Assigned task: Return the JanArtsNYC announcement below word for word, in full.

NEW YORK CITY: The Mayor’s Office of Media and Entertainment (MOME) has announced programming for JanArtsNYC, an annual collection of public performances and industry gatherings in January 2026. Kicking off on Jan. 3, JanArtsNYC centers around the Association of Performing Arts Professionals’s APAP|NYC Conference (Jan. 9-13), aiming to leverage global audiences drawn to NYC and to highlight the city’s performing arts community.
“We are so proud to once again present JanArtsNYC, a collection of best-in-class live performance events taking place this January throughout our beloved city,” said Mayor’s Office of Media and Entertainment commissioner Pat Swinney Kaufman in a statement. “For 13 years, JanArtsNYC has helped position January as ‘Performing Arts Month’ in NYC, where the world’s best come annually to premiere a vast unfolding of the newest works in theatre, dance, opera, music and performance.”

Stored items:
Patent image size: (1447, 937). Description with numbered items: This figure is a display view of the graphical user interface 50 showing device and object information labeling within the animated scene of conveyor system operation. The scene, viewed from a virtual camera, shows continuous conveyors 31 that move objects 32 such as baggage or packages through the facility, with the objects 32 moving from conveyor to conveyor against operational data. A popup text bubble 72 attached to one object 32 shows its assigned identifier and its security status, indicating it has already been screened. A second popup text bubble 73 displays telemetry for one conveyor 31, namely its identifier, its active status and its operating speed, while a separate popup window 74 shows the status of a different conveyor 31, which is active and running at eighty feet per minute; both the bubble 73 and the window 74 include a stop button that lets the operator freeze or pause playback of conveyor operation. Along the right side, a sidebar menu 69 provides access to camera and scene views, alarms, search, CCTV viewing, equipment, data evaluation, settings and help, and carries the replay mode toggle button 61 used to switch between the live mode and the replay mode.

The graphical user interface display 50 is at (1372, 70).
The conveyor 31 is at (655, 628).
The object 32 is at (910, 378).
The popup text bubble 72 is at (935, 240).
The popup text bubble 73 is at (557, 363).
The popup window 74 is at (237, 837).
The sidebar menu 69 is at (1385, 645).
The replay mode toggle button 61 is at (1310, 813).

Result for this task:
NEW YORK CITY: The Mayor’s Office of Media and Entertainment (MOME) has announced programming for JanArtsNYC, an annual collection of public performances and industry gatherings in January 2026. Kicking off on Jan. 3, JanArtsNYC centers around the Association of Performing Arts Professionals’s APAP|NYC Conference (Jan. 9-13), aiming to leverage global audiences drawn to NYC and to highlight the city’s performing arts community.
“We are so proud to once again present JanArtsNYC, a collection of best-in-class live performance events taking place this January throughout our beloved city,” said Mayor’s Office of Media and Entertainment commissioner Pat Swinney Kaufman in a statement. “For 13 years, JanArtsNYC has helped position January as ‘Performing Arts Month’ in NYC, where the world’s best come annually to premiere a vast unfolding of the newest works in theatre, dance, opera, music and performance.”